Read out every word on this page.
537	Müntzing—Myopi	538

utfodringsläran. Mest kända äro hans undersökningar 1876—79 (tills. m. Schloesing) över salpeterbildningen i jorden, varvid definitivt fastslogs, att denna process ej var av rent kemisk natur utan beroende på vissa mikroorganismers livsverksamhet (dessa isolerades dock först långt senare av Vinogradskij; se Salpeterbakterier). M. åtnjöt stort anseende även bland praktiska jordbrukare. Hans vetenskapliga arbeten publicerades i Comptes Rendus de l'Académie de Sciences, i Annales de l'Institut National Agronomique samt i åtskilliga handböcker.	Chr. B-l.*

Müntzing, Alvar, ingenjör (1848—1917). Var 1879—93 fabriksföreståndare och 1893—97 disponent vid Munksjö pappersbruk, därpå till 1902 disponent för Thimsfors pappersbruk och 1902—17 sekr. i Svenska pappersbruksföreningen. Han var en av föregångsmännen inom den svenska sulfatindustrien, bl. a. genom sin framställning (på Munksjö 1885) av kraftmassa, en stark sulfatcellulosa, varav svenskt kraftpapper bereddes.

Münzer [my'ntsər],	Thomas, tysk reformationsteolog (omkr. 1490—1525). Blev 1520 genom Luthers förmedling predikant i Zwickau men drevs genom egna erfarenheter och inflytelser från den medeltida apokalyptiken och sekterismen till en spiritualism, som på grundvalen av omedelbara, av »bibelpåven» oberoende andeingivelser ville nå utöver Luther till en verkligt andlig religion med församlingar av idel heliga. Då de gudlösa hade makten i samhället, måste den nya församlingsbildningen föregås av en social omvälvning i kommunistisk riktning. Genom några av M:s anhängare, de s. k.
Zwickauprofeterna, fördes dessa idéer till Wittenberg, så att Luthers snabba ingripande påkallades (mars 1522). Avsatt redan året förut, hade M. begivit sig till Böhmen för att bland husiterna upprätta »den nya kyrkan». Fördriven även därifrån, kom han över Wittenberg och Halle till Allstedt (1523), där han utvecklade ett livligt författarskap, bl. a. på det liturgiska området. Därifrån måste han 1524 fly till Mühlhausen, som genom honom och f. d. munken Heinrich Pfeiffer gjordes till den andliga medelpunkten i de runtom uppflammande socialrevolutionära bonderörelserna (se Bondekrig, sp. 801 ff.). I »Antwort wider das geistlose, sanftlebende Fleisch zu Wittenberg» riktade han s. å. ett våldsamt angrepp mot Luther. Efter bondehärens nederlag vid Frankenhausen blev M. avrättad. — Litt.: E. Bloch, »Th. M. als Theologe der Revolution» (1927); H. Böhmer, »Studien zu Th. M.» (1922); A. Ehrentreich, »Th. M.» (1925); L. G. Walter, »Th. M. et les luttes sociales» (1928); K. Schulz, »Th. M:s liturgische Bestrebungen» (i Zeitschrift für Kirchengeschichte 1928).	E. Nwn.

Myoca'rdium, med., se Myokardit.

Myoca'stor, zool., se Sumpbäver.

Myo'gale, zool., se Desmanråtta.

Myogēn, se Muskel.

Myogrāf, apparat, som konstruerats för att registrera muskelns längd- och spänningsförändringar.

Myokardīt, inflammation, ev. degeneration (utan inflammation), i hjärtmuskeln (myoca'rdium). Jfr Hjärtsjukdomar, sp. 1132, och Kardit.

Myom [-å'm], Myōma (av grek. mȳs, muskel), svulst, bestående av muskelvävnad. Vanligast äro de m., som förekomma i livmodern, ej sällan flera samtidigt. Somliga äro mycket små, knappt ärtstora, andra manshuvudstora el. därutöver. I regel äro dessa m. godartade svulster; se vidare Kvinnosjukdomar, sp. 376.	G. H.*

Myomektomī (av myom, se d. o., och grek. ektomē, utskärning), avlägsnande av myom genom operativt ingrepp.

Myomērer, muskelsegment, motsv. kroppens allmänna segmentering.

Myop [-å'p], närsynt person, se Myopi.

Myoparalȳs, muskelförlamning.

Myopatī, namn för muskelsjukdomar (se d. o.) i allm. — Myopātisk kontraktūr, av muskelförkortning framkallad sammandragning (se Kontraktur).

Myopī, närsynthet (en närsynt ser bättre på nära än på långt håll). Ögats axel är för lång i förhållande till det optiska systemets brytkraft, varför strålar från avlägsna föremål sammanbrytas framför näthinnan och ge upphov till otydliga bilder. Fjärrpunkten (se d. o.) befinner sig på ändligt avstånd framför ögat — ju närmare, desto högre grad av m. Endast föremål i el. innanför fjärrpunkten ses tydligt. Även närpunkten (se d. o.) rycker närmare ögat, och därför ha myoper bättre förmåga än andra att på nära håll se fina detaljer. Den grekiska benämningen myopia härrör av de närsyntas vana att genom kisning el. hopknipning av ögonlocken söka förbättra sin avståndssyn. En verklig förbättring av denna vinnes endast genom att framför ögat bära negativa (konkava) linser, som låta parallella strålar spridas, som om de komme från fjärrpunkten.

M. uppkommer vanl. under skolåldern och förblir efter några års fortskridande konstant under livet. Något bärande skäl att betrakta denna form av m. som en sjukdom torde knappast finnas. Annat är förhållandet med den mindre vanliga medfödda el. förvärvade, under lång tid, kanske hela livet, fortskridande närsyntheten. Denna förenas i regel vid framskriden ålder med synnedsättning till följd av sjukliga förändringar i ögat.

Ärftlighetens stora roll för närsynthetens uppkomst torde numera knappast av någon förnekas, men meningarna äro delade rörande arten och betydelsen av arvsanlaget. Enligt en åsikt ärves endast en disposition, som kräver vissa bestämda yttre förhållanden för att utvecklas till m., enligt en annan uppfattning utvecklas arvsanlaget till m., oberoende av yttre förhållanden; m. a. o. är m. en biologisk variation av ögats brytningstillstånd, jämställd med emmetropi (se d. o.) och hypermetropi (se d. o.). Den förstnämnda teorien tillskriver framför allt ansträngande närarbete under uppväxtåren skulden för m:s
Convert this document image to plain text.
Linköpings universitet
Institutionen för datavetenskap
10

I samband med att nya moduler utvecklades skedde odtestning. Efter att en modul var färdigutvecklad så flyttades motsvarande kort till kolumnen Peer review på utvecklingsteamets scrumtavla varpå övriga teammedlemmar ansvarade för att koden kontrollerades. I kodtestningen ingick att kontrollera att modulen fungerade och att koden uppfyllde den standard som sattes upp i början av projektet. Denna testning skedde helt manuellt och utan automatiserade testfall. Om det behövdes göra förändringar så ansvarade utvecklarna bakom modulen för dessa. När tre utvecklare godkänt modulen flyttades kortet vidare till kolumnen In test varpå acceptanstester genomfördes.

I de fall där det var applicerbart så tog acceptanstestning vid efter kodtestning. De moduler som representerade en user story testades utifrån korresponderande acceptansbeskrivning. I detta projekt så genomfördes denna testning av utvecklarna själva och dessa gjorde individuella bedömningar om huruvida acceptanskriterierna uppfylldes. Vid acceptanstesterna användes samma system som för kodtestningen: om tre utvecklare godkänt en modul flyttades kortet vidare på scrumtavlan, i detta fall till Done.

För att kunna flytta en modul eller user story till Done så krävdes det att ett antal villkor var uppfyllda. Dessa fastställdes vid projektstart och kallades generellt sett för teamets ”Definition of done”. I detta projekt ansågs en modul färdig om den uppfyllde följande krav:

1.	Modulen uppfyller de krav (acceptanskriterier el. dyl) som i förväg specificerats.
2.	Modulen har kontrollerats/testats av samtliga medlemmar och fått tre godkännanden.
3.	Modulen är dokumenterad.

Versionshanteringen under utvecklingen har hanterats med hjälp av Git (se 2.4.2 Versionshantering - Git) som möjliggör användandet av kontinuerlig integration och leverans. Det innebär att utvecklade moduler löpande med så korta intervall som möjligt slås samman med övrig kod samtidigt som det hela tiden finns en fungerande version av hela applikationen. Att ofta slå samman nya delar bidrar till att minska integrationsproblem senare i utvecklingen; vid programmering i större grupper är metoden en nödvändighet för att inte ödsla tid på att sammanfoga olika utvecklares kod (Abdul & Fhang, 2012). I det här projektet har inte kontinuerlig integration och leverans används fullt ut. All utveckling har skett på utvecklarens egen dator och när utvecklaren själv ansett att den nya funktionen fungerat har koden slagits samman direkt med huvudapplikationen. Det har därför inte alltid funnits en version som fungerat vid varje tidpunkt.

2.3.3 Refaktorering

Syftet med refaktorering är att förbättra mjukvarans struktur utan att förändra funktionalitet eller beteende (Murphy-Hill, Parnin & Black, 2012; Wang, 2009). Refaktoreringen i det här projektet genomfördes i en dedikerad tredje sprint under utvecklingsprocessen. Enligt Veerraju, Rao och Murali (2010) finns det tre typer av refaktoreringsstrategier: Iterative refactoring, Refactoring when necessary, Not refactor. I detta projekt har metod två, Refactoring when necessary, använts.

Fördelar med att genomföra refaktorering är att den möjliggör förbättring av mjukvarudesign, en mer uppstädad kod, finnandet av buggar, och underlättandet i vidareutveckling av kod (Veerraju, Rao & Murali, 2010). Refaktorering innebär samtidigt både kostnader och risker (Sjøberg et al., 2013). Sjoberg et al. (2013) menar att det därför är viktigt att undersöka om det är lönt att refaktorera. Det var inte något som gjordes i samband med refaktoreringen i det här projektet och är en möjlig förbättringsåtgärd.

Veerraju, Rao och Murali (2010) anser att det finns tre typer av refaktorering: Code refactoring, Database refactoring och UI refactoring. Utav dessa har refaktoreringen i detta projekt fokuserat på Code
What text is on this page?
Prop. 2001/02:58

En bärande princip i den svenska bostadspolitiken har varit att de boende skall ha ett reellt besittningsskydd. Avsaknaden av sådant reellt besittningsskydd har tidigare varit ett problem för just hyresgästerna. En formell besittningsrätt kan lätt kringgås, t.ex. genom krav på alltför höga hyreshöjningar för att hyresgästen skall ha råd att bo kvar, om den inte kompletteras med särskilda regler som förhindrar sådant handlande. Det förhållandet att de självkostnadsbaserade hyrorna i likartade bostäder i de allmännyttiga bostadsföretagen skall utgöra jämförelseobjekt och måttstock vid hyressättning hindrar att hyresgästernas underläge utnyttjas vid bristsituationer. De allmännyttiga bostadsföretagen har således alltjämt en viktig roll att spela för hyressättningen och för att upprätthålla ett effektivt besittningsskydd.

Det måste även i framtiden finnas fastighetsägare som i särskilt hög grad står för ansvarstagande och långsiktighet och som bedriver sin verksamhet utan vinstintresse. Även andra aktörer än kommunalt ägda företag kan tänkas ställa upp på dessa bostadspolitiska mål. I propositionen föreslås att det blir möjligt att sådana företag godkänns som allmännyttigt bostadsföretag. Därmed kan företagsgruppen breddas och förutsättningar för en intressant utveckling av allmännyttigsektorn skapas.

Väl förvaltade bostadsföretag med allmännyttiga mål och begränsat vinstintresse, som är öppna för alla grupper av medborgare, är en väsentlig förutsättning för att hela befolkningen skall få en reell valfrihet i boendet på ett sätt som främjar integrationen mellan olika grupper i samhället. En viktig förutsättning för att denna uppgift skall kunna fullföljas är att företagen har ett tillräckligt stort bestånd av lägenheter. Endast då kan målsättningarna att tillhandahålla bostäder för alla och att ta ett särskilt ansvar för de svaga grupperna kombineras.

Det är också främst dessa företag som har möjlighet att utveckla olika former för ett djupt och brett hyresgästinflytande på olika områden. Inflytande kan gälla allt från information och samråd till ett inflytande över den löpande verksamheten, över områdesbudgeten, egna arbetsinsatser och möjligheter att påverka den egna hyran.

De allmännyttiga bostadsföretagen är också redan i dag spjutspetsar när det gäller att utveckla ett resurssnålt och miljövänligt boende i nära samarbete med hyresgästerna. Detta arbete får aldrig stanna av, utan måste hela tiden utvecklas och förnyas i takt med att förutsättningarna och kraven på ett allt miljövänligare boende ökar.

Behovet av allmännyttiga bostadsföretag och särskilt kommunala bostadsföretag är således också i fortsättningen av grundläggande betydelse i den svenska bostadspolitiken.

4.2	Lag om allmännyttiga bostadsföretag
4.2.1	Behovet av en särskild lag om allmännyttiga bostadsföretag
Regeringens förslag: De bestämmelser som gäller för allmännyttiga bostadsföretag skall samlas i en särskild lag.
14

▶ _Directions for this task_: Could you please find every line of the listing above holding the string "text" and copy it?

▶ _Task answer_:
Convert this document image to plain text.
What text is on this page?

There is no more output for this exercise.